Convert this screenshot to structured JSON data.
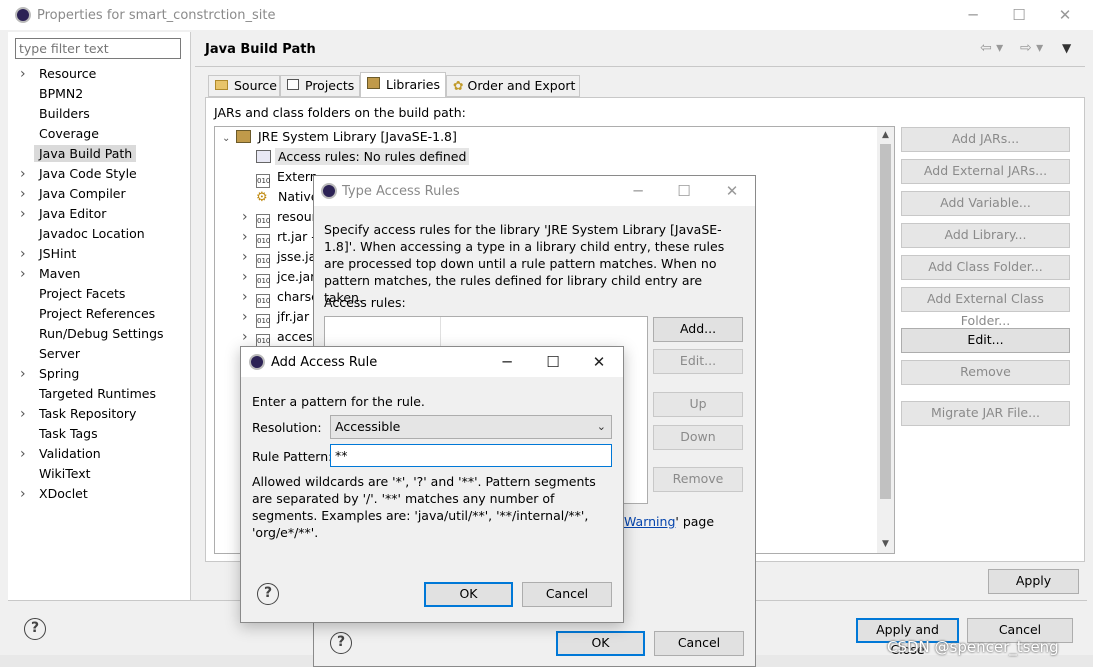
{
  "main_window": {
    "title": "Properties for smart_constrction_site",
    "filter_placeholder": "type filter text",
    "nav_items": [
      {
        "label": "Resource",
        "expandable": true
      },
      {
        "label": "BPMN2",
        "expandable": false
      },
      {
        "label": "Builders",
        "expandable": false
      },
      {
        "label": "Coverage",
        "expandable": false
      },
      {
        "label": "Java Build Path",
        "expandable": false,
        "selected": true
      },
      {
        "label": "Java Code Style",
        "expandable": true
      },
      {
        "label": "Java Compiler",
        "expandable": true
      },
      {
        "label": "Java Editor",
        "expandable": true
      },
      {
        "label": "Javadoc Location",
        "expandable": false
      },
      {
        "label": "JSHint",
        "expandable": true
      },
      {
        "label": "Maven",
        "expandable": true
      },
      {
        "label": "Project Facets",
        "expandable": false
      },
      {
        "label": "Project References",
        "expandable": false
      },
      {
        "label": "Run/Debug Settings",
        "expandable": false
      },
      {
        "label": "Server",
        "expandable": false
      },
      {
        "label": "Spring",
        "expandable": true
      },
      {
        "label": "Targeted Runtimes",
        "expandable": false
      },
      {
        "label": "Task Repository",
        "expandable": true
      },
      {
        "label": "Task Tags",
        "expandable": false
      },
      {
        "label": "Validation",
        "expandable": true
      },
      {
        "label": "WikiText",
        "expandable": false
      },
      {
        "label": "XDoclet",
        "expandable": true
      }
    ],
    "page_title": "Java Build Path",
    "tabs": [
      {
        "label": "Source"
      },
      {
        "label": "Projects"
      },
      {
        "label": "Libraries",
        "active": true
      },
      {
        "label": "Order and Export"
      }
    ],
    "jars_label": "JARs and class folders on the build path:",
    "tree": [
      {
        "label": "JRE System Library [JavaSE-1.8]",
        "level": 0,
        "expanded": true
      },
      {
        "label": "Access rules: No rules defined",
        "level": 1,
        "selected": true
      },
      {
        "label": "Extern",
        "level": 1
      },
      {
        "label": "Native",
        "level": 1
      },
      {
        "label": "resour",
        "level": 1,
        "expandable": true
      },
      {
        "label": "rt.jar -",
        "level": 1,
        "expandable": true
      },
      {
        "label": "jsse.ja",
        "level": 1,
        "expandable": true
      },
      {
        "label": "jce.jar",
        "level": 1,
        "expandable": true
      },
      {
        "label": "charse",
        "level": 1,
        "expandable": true
      },
      {
        "label": "jfr.jar",
        "level": 1,
        "expandable": true
      },
      {
        "label": "access",
        "level": 1,
        "expandable": true
      }
    ],
    "side_buttons": {
      "add_jars": "Add JARs...",
      "add_external_jars": "Add External JARs...",
      "add_variable": "Add Variable...",
      "add_library": "Add Library...",
      "add_class_folder": "Add Class Folder...",
      "add_external_class_folder": "Add External Class Folder...",
      "edit": "Edit...",
      "remove": "Remove",
      "migrate_jar": "Migrate JAR File..."
    },
    "apply": "Apply",
    "apply_and_close": "Apply and Close",
    "cancel": "Cancel"
  },
  "type_access_rules": {
    "title": "Type Access Rules",
    "description": "Specify access rules for the library 'JRE System Library [JavaSE-1.8]'. When accessing a type in a library child entry, these rules are processed top down until a rule pattern matches. When no pattern matches, the rules defined for library child entry are taken.",
    "access_rules_label": "Access rules:",
    "buttons": {
      "add": "Add...",
      "edit": "Edit...",
      "up": "Up",
      "down": "Down",
      "remove": "Remove"
    },
    "warning_link": "Warning",
    "page_suffix": "' page",
    "ok": "OK",
    "cancel": "Cancel"
  },
  "add_access_rule": {
    "title": "Add Access Rule",
    "prompt": "Enter a pattern for the rule.",
    "resolution_label": "Resolution:",
    "resolution_value": "Accessible",
    "rule_pattern_label": "Rule Pattern:",
    "rule_pattern_value": "**",
    "help_text": "Allowed wildcards are '*', '?' and '**'. Pattern segments are separated by '/'. '**' matches any number of segments. Examples are: 'java/util/**', '**/internal/**', 'org/e*/**'.",
    "ok": "OK",
    "cancel": "Cancel"
  },
  "watermark": "CSDN @spencer_tseng"
}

•••••

Read the entries and select each line where the word "System" is found.

        "label": "JRE System Library [JavaSE-1.8]",
    "description": "Specify access rules for the library 'JRE System Library [JavaSE-1.8]'. When accessing a type in a library child entry, these rules are processed top down until a rule pattern matches. When no pattern matches, the rules defined for library child entry are taken.",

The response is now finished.